#### AIM OF THE EXERCISE:
Write each record again exactly as it stands.

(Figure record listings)
--- BEGIN ---

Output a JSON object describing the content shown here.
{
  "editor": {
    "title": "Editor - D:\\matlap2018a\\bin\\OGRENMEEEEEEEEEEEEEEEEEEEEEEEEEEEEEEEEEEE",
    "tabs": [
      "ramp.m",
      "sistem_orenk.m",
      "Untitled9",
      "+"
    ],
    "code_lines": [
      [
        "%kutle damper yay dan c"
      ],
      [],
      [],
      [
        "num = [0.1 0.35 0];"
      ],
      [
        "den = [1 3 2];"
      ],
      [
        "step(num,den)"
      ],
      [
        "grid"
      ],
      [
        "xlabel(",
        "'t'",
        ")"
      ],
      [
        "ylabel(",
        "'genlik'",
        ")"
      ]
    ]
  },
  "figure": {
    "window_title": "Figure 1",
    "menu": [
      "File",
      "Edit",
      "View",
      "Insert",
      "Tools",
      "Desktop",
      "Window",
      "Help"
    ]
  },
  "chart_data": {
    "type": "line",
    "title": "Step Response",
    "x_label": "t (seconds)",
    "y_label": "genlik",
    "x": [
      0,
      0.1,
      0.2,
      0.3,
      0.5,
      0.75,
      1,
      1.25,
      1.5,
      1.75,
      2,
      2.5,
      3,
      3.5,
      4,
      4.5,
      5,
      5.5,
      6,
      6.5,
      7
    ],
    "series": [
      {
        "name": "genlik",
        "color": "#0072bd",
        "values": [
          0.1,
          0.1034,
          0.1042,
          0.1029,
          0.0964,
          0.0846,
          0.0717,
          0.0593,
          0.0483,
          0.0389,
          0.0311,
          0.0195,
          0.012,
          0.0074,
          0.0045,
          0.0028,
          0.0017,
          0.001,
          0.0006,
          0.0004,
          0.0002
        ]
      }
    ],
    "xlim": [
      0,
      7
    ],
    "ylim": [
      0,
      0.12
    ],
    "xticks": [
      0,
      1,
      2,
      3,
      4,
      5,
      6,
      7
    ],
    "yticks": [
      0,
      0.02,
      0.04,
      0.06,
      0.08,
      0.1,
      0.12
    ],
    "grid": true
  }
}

--- END ---

#### RESPONSE TO THE TASK:
Output a JSON object describing the content shown here.
{
  "editor": {
    "title": "Editor - D:\\matlap2018a\\bin\\OGRENMEEEEEEEEEEEEEEEEEEEEEEEEEEEEEEEEEEE",
    "tabs": [
      "ramp.m",
      "sistem_orenk.m",
      "Untitled9",
      "+"
    ],
    "code_lines": [
      [
        "%kutle damper yay dan c"
      ],
      [],
      [],
      [
        "num = [0.1 0.35 0];"
      ],
      [
        "den = [1 3 2];"
      ],
      [
        "step(num,den)"
      ],
      [
        "grid"
      ],
      [
        "xlabel(",
        "'t'",
        ")"
      ],
      [
        "ylabel(",
        "'genlik'",
        ")"
      ]
    ]
  },
  "figure": {
    "window_title": "Figure 1",
    "menu": [
      "File",
      "Edit",
      "View",
      "Insert",
      "Tools",
      "Desktop",
      "Window",
      "Help"
    ]
  },
  "chart_data": {
    "type": "line",
    "title": "Step Response",
    "x_label": "t (seconds)",
    "y_label": "genlik",
    "x": [
      0,
      0.1,
      0.2,
      0.3,
      0.5,
      0.75,
      1,
      1.25,
      1.5,
      1.75,
      2,
      2.5,
      3,
      3.5,
      4,
      4.5,
      5,
      5.5,
      6,
      6.5,
      7
    ],
    "series": [
      {
        "name": "genlik",
        "color": "#0072bd",
        "values": [
          0.1,
          0.1034,
          0.1042,
          0.1029,
          0.0964,
          0.0846,
          0.0717,
          0.0593,
          0.0483,
          0.0389,
          0.0311,
          0.0195,
          0.012,
          0.0074,
          0.0045,
          0.0028,
          0.0017,
          0.001,
          0.0006,
          0.0004,
          0.0002
        ]
      }
    ],
    "xlim": [
      0,
      7
    ],
    "ylim": [
      0,
      0.12
    ],
    "xticks": [
      0,
      1,
      2,
      3,
      4,
      5,
      6,
      7
    ],
    "yticks": [
      0,
      0.02,
      0.04,
      0.06,
      0.08,
      0.1,
      0.12
    ],
    "grid": true
  }
}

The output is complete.